**THE DATA:**
◇ ◇ ◇ ◇

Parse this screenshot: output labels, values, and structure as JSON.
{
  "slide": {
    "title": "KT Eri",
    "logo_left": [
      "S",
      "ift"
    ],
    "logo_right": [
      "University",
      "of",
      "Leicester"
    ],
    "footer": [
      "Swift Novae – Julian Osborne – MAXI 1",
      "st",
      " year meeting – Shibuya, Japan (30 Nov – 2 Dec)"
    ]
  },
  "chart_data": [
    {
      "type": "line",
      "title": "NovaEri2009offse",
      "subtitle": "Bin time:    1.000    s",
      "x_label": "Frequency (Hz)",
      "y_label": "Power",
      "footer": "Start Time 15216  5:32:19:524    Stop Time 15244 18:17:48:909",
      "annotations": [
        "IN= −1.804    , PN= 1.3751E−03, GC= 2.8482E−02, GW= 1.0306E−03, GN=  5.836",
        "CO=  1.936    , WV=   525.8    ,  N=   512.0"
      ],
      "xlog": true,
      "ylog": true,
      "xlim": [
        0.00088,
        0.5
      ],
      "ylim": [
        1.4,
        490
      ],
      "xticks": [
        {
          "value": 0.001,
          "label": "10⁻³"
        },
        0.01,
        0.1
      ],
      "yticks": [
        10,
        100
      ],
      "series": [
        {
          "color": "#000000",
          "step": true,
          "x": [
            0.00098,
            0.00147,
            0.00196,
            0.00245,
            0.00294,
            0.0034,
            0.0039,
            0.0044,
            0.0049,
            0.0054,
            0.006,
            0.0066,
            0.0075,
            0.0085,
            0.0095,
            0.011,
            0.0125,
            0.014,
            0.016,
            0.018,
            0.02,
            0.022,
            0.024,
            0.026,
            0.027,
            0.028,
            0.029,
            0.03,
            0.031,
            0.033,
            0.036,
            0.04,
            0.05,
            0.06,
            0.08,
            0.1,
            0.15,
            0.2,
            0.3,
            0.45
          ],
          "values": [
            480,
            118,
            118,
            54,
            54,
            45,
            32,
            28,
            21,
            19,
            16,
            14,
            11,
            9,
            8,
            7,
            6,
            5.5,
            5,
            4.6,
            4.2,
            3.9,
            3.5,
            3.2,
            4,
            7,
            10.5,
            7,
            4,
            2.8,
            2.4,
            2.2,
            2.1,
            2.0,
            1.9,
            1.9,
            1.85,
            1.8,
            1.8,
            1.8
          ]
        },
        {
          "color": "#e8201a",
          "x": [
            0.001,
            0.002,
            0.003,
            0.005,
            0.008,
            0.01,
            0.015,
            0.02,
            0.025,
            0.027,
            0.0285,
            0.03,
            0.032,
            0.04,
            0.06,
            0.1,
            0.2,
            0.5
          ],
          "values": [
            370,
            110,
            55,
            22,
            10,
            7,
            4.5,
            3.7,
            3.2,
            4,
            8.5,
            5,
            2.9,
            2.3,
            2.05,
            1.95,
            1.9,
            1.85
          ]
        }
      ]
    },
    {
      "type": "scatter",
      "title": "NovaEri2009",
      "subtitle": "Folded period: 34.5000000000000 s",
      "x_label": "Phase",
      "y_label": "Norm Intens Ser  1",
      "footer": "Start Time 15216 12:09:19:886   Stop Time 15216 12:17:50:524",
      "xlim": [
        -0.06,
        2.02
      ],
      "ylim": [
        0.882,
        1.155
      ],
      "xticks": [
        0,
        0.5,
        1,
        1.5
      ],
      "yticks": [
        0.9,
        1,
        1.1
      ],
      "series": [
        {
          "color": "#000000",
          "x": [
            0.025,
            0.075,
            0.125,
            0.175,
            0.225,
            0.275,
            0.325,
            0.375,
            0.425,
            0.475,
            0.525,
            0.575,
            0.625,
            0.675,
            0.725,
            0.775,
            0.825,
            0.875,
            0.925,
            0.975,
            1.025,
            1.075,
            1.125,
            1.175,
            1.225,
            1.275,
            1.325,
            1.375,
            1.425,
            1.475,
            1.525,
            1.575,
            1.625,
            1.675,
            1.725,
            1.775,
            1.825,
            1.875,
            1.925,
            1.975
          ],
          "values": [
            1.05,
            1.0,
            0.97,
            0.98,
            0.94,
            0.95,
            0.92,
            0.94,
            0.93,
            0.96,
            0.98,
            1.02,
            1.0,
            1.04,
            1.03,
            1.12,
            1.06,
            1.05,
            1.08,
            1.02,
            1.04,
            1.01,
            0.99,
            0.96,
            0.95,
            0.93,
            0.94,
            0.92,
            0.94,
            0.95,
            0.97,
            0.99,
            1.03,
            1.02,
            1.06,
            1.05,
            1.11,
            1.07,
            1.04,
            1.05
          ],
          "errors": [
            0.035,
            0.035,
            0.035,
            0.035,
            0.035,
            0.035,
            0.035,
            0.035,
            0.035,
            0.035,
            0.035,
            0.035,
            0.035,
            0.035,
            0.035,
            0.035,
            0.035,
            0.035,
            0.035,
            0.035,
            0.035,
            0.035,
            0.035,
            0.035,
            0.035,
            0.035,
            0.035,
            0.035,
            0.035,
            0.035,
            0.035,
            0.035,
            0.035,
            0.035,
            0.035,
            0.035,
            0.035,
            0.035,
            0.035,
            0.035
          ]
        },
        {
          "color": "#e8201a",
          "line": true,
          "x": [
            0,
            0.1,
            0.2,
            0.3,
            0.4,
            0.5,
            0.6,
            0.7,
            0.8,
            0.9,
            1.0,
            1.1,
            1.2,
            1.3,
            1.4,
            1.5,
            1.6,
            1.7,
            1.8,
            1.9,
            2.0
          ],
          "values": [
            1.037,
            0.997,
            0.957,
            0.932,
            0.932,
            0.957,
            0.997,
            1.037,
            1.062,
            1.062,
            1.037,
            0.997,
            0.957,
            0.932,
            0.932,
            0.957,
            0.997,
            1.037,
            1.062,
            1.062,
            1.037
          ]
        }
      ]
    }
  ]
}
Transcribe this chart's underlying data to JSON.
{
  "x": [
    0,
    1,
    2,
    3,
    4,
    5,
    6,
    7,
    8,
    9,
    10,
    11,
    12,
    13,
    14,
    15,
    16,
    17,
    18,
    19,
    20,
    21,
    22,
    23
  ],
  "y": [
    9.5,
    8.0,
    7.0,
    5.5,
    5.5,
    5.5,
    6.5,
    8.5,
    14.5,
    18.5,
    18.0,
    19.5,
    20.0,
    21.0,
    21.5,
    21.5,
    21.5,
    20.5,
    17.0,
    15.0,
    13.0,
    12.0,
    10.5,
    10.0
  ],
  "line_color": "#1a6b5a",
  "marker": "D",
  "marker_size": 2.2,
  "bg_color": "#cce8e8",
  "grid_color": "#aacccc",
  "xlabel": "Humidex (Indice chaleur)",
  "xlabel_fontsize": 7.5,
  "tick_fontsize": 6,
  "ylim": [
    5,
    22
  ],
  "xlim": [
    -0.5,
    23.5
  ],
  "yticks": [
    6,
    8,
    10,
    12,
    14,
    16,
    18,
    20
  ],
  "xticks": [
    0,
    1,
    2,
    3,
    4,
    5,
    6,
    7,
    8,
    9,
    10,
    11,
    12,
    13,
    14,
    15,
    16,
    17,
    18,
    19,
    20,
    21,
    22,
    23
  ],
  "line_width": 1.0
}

◇ ◇ ◇ ◇

**GIVEN REQUEST:** All of the lines above need to be given again exactly.

**TASK ANSWER:**
Parse this screenshot: output labels, values, and structure as JSON.
{
  "slide": {
    "title": "KT Eri",
    "logo_left": [
      "S",
      "ift"
    ],
    "logo_right": [
      "University",
      "of",
      "Leicester"
    ],
    "footer": [
      "Swift Novae – Julian Osborne – MAXI 1",
      "st",
      " year meeting – Shibuya, Japan (30 Nov – 2 Dec)"
    ]
  },
  "chart_data": [
    {
      "type": "line",
      "title": "NovaEri2009offse",
      "subtitle": "Bin time:    1.000    s",
      "x_label": "Frequency (Hz)",
      "y_label": "Power",
      "footer": "Start Time 15216  5:32:19:524    Stop Time 15244 18:17:48:909",
      "annotations": [
        "IN= −1.804    , PN= 1.3751E−03, GC= 2.8482E−02, GW= 1.0306E−03, GN=  5.836",
        "CO=  1.936    , WV=   525.8    ,  N=   512.0"
      ],
      "xlog": true,
      "ylog": true,
      "xlim": [
        0.00088,
        0.5
      ],
      "ylim": [
        1.4,
        490
      ],
      "xticks": [
        {
          "value": 0.001,
          "label": "10⁻³"
        },
        0.01,
        0.1
      ],
      "yticks": [
        10,
        100
      ],
      "series": [
        {
          "color": "#000000",
          "step": true,
          "x": [
            0.00098,
            0.00147,
            0.00196,
            0.00245,
            0.00294,
            0.0034,
            0.0039,
            0.0044,
            0.0049,
            0.0054,
            0.006,
            0.0066,
            0.0075,
            0.0085,
            0.0095,
            0.011,
            0.0125,
            0.014,
            0.016,
            0.018,
            0.02,
            0.022,
            0.024,
            0.026,
            0.027,
            0.028,
            0.029,
            0.03,
            0.031,
            0.033,
            0.036,
            0.04,
            0.05,
            0.06,
            0.08,
            0.1,
            0.15,
            0.2,
            0.3,
            0.45
          ],
          "values": [
            480,
            118,
            118,
            54,
            54,
            45,
            32,
            28,
            21,
            19,
            16,
            14,
            11,
            9,
            8,
            7,
            6,
            5.5,
            5,
            4.6,
            4.2,
            3.9,
            3.5,
            3.2,
            4,
            7,
            10.5,
            7,
            4,
            2.8,
            2.4,
            2.2,
            2.1,
            2.0,
            1.9,
            1.9,
            1.85,
            1.8,
            1.8,
            1.8
          ]
        },
        {
          "color": "#e8201a",
          "x": [
            0.001,
            0.002,
            0.003,
            0.005,
            0.008,
            0.01,
            0.015,
            0.02,
            0.025,
            0.027,
            0.0285,
            0.03,
            0.032,
            0.04,
            0.06,
            0.1,
            0.2,
            0.5
          ],
          "values": [
            370,
            110,
            55,
            22,
            10,
            7,
            4.5,
            3.7,
            3.2,
            4,
            8.5,
            5,
            2.9,
            2.3,
            2.05,
            1.95,
            1.9,
            1.85
          ]
        }
      ]
    },
    {
      "type": "scatter",
      "title": "NovaEri2009",
      "subtitle": "Folded period: 34.5000000000000 s",
      "x_label": "Phase",
      "y_label": "Norm Intens Ser  1",
      "footer": "Start Time 15216 12:09:19:886   Stop Time 15216 12:17:50:524",
      "xlim": [
        -0.06,
        2.02
      ],
      "ylim": [
        0.882,
        1.155
      ],
      "xticks": [
        0,
        0.5,
        1,
        1.5
      ],
      "yticks": [
        0.9,
        1,
        1.1
      ],
      "series": [
        {
          "color": "#000000",
          "x": [
            0.025,
            0.075,
            0.125,
            0.175,
            0.225,
            0.275,
            0.325,
            0.375,
            0.425,
            0.475,
            0.525,
            0.575,
            0.625,
            0.675,
            0.725,
            0.775,
            0.825,
            0.875,
            0.925,
            0.975,
            1.025,
            1.075,
            1.125,
            1.175,
            1.225,
            1.275,
            1.325,
            1.375,
            1.425,
            1.475,
            1.525,
            1.575,
            1.625,
            1.675,
            1.725,
            1.775,
            1.825,
            1.875,
            1.925,
            1.975
          ],
          "values": [
            1.05,
            1.0,
            0.97,
            0.98,
            0.94,
            0.95,
            0.92,
            0.94,
            0.93,
            0.96,
            0.98,
            1.02,
            1.0,
            1.04,
            1.03,
            1.12,
            1.06,
            1.05,
            1.08,
            1.02,
            1.04,
            1.01,
            0.99,
            0.96,
            0.95,
            0.93,
            0.94,
            0.92,
            0.94,
            0.95,
            0.97,
            0.99,
            1.03,
            1.02,
            1.06,
            1.05,
            1.11,
            1.07,
            1.04,
            1.05
          ],
          "errors": [
            0.035,
            0.035,
            0.035,
            0.035,
            0.035,
            0.035,
            0.035,
            0.035,
            0.035,
            0.035,
            0.035,
            0.035,
            0.035,
            0.035,
            0.035,
            0.035,
            0.035,
            0.035,
            0.035,
            0.035,
            0.035,
            0.035,
            0.035,
            0.035,
            0.035,
            0.035,
            0.035,
            0.035,
            0.035,
            0.035,
            0.035,
            0.035,
            0.035,
            0.035,
            0.035,
            0.035,
            0.035,
            0.035,
            0.035,
            0.035
          ]
        },
        {
          "color": "#e8201a",
          "line": true,
          "x": [
            0,
            0.1,
            0.2,
            0.3,
            0.4,
            0.5,
            0.6,
            0.7,
            0.8,
            0.9,
            1.0,
            1.1,
            1.2,
            1.3,
            1.4,
            1.5,
            1.6,
            1.7,
            1.8,
            1.9,
            2.0
          ],
          "values": [
            1.037,
            0.997,
            0.957,
            0.932,
            0.932,
            0.957,
            0.997,
            1.037,
            1.062,
            1.062,
            1.037,
            0.997,
            0.957,
            0.932,
            0.932,
            0.957,
            0.997,
            1.037,
            1.062,
            1.062,
            1.037
          ]
        }
      ]
    }
  ]
}
Transcribe this chart's underlying data to JSON.
{
  "x": [
    0,
    1,
    2,
    3,
    4,
    5,
    6,
    7,
    8,
    9,
    10,
    11,
    12,
    13,
    14,
    15,
    16,
    17,
    18,
    19,
    20,
    21,
    22,
    23
  ],
  "y": [
    9.5,
    8.0,
    7.0,
    5.5,
    5.5,
    5.5,
    6.5,
    8.5,
    14.5,
    18.5,
    18.0,
    19.5,
    20.0,
    21.0,
    21.5,
    21.5,
    21.5,
    20.5,
    17.0,
    15.0,
    13.0,
    12.0,
    10.5,
    10.0
  ],
  "line_color": "#1a6b5a",
  "marker": "D",
  "marker_size": 2.2,
  "bg_color": "#cce8e8",
  "grid_color": "#aacccc",
  "xlabel": "Humidex (Indice chaleur)",
  "xlabel_fontsize": 7.5,
  "tick_fontsize": 6,
  "ylim": [
    5,
    22
  ],
  "xlim": [
    -0.5,
    23.5
  ],
  "yticks": [
    6,
    8,
    10,
    12,
    14,
    16,
    18,
    20
  ],
  "xticks": [
    0,
    1,
    2,
    3,
    4,
    5,
    6,
    7,
    8,
    9,
    10,
    11,
    12,
    13,
    14,
    15,
    16,
    17,
    18,
    19,
    20,
    21,
    22,
    23
  ],
  "line_width": 1.0
}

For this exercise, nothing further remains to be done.